Request: Copy the lines below word for word.

>> start Records shown

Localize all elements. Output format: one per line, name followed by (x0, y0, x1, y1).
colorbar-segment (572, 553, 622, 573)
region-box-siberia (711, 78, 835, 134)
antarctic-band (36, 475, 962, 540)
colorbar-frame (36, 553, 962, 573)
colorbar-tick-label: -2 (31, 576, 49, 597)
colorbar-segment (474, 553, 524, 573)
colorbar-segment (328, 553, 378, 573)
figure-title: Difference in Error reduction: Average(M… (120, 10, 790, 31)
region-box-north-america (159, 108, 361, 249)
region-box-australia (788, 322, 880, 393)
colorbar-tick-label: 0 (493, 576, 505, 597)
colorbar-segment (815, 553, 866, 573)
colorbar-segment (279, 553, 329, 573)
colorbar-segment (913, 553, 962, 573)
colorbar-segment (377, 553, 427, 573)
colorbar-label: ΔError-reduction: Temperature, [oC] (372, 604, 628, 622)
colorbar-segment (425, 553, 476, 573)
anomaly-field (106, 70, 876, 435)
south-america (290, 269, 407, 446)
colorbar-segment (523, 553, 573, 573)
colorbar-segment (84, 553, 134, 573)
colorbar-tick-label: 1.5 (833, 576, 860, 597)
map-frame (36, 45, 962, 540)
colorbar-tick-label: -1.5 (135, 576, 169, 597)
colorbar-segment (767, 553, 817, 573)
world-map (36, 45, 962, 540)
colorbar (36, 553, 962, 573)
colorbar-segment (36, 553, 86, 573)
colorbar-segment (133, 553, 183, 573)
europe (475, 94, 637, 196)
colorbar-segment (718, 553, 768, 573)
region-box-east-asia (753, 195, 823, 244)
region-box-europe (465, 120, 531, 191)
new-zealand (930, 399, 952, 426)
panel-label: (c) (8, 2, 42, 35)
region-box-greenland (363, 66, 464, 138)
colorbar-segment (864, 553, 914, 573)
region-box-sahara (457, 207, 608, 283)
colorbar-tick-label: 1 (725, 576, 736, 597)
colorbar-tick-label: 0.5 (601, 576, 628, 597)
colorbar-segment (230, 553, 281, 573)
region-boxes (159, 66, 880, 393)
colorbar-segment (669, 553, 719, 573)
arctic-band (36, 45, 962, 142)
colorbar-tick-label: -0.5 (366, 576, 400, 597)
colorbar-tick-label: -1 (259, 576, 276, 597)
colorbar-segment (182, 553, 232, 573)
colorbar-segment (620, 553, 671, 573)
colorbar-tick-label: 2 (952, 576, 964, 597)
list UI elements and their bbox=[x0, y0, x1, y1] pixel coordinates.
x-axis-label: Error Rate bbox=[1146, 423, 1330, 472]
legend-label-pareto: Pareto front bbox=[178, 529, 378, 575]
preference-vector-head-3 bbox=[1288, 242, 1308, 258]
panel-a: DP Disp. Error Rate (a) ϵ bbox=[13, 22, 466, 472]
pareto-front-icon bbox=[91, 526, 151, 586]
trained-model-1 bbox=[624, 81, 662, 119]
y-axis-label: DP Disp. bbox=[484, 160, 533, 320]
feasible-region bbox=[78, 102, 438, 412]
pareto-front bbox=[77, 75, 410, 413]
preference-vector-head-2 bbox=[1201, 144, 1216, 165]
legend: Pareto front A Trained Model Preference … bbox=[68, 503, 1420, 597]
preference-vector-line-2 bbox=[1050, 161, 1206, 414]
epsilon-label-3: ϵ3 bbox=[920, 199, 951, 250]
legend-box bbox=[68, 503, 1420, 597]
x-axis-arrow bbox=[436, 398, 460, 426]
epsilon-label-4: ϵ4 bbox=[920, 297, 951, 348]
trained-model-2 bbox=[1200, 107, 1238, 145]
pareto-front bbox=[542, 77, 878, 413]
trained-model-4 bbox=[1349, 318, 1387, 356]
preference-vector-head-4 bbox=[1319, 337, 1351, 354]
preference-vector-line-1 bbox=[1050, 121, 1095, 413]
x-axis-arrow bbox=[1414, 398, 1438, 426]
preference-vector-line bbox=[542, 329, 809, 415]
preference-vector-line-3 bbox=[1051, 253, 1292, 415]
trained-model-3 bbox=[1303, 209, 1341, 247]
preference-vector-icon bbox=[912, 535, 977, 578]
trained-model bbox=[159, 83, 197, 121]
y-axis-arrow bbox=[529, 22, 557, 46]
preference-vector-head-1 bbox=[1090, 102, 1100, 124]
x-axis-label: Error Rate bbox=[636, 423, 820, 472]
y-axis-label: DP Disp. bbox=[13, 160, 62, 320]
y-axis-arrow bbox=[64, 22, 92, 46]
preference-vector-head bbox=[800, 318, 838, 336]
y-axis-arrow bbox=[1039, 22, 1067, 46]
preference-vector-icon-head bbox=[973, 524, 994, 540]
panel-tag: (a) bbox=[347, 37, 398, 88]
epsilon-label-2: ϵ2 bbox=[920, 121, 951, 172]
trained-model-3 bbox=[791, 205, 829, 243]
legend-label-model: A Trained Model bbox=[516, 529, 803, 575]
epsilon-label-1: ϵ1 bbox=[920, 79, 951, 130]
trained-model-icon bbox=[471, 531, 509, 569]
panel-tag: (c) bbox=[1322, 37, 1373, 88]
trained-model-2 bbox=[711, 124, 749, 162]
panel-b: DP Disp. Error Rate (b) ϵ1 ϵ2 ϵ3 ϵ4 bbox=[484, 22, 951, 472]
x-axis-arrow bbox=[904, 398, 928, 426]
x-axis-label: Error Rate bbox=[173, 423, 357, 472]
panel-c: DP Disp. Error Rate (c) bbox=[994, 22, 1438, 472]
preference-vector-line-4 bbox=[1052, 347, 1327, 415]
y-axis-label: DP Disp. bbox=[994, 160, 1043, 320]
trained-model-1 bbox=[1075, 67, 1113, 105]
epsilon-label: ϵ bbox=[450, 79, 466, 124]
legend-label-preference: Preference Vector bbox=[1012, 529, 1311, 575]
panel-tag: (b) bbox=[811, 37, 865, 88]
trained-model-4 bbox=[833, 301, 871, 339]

>> end Records shown

Exercise result:
Localize all elements. Output format: one per line, name followed by (x0, y0, x1, y1).
colorbar-segment (572, 553, 622, 573)
region-box-siberia (711, 78, 835, 134)
antarctic-band (36, 475, 962, 540)
colorbar-frame (36, 553, 962, 573)
colorbar-tick-label: -2 (31, 576, 49, 597)
colorbar-segment (474, 553, 524, 573)
colorbar-segment (328, 553, 378, 573)
figure-title: Difference in Error reduction: Average(M… (120, 10, 790, 31)
region-box-north-america (159, 108, 361, 249)
region-box-australia (788, 322, 880, 393)
colorbar-tick-label: 0 (493, 576, 505, 597)
colorbar-segment (815, 553, 866, 573)
colorbar-segment (279, 553, 329, 573)
colorbar-segment (913, 553, 962, 573)
colorbar-segment (377, 553, 427, 573)
colorbar-label: ΔError-reduction: Temperature, [oC] (372, 604, 628, 622)
colorbar-segment (425, 553, 476, 573)
anomaly-field (106, 70, 876, 435)
south-america (290, 269, 407, 446)
colorbar-segment (523, 553, 573, 573)
colorbar-segment (84, 553, 134, 573)
colorbar-tick-label: 1.5 (833, 576, 860, 597)
map-frame (36, 45, 962, 540)
colorbar-tick-label: -1.5 (135, 576, 169, 597)
colorbar-segment (767, 553, 817, 573)
world-map (36, 45, 962, 540)
colorbar (36, 553, 962, 573)
colorbar-segment (36, 553, 86, 573)
colorbar-segment (133, 553, 183, 573)
europe (475, 94, 637, 196)
colorbar-segment (718, 553, 768, 573)
region-box-east-asia (753, 195, 823, 244)
region-box-europe (465, 120, 531, 191)
new-zealand (930, 399, 952, 426)
panel-label: (c) (8, 2, 42, 35)
region-box-greenland (363, 66, 464, 138)
colorbar-segment (864, 553, 914, 573)
region-box-sahara (457, 207, 608, 283)
colorbar-tick-label: 1 (725, 576, 736, 597)
colorbar-tick-label: 0.5 (601, 576, 628, 597)
colorbar-segment (230, 553, 281, 573)
region-boxes (159, 66, 880, 393)
colorbar-segment (669, 553, 719, 573)
arctic-band (36, 45, 962, 142)
colorbar-tick-label: -0.5 (366, 576, 400, 597)
colorbar-tick-label: -1 (259, 576, 276, 597)
colorbar-segment (182, 553, 232, 573)
colorbar-segment (620, 553, 671, 573)
colorbar-tick-label: 2 (952, 576, 964, 597)
list UI elements and their bbox=[x0, y0, x1, y1] pixel coordinates.
x-axis-label: Error Rate bbox=[1146, 423, 1330, 472]
legend-label-pareto: Pareto front bbox=[178, 529, 378, 575]
preference-vector-head-3 bbox=[1288, 242, 1308, 258]
panel-a: DP Disp. Error Rate (a) ϵ bbox=[13, 22, 466, 472]
pareto-front-icon bbox=[91, 526, 151, 586]
trained-model-1 bbox=[624, 81, 662, 119]
y-axis-label: DP Disp. bbox=[484, 160, 533, 320]
feasible-region bbox=[78, 102, 438, 412]
pareto-front bbox=[77, 75, 410, 413]
preference-vector-head-2 bbox=[1201, 144, 1216, 165]
legend: Pareto front A Trained Model Preference … bbox=[68, 503, 1420, 597]
preference-vector-line-2 bbox=[1050, 161, 1206, 414]
epsilon-label-3: ϵ3 bbox=[920, 199, 951, 250]
legend-box bbox=[68, 503, 1420, 597]
x-axis-arrow bbox=[436, 398, 460, 426]
epsilon-label-4: ϵ4 bbox=[920, 297, 951, 348]
trained-model-2 bbox=[1200, 107, 1238, 145]
pareto-front bbox=[542, 77, 878, 413]
trained-model-4 bbox=[1349, 318, 1387, 356]
preference-vector-head-4 bbox=[1319, 337, 1351, 354]
preference-vector-line-1 bbox=[1050, 121, 1095, 413]
x-axis-arrow bbox=[1414, 398, 1438, 426]
preference-vector-line bbox=[542, 329, 809, 415]
preference-vector-line-3 bbox=[1051, 253, 1292, 415]
trained-model-3 bbox=[1303, 209, 1341, 247]
preference-vector-icon bbox=[912, 535, 977, 578]
trained-model bbox=[159, 83, 197, 121]
y-axis-arrow bbox=[529, 22, 557, 46]
preference-vector-head-1 bbox=[1090, 102, 1100, 124]
x-axis-label: Error Rate bbox=[636, 423, 820, 472]
y-axis-label: DP Disp. bbox=[13, 160, 62, 320]
y-axis-arrow bbox=[64, 22, 92, 46]
preference-vector-head bbox=[800, 318, 838, 336]
y-axis-arrow bbox=[1039, 22, 1067, 46]
preference-vector-icon-head bbox=[973, 524, 994, 540]
panel-tag: (a) bbox=[347, 37, 398, 88]
epsilon-label-2: ϵ2 bbox=[920, 121, 951, 172]
trained-model-3 bbox=[791, 205, 829, 243]
legend-label-model: A Trained Model bbox=[516, 529, 803, 575]
epsilon-label-1: ϵ1 bbox=[920, 79, 951, 130]
trained-model-icon bbox=[471, 531, 509, 569]
panel-tag: (c) bbox=[1322, 37, 1373, 88]
trained-model-2 bbox=[711, 124, 749, 162]
panel-b: DP Disp. Error Rate (b) ϵ1 ϵ2 ϵ3 ϵ4 bbox=[484, 22, 951, 472]
x-axis-arrow bbox=[904, 398, 928, 426]
x-axis-label: Error Rate bbox=[173, 423, 357, 472]
panel-c: DP Disp. Error Rate (c) bbox=[994, 22, 1438, 472]
preference-vector-line-4 bbox=[1052, 347, 1327, 415]
y-axis-label: DP Disp. bbox=[994, 160, 1043, 320]
trained-model-1 bbox=[1075, 67, 1113, 105]
epsilon-label: ϵ bbox=[450, 79, 466, 124]
legend-label-preference: Preference Vector bbox=[1012, 529, 1311, 575]
panel-tag: (b) bbox=[811, 37, 865, 88]
trained-model-4 bbox=[833, 301, 871, 339]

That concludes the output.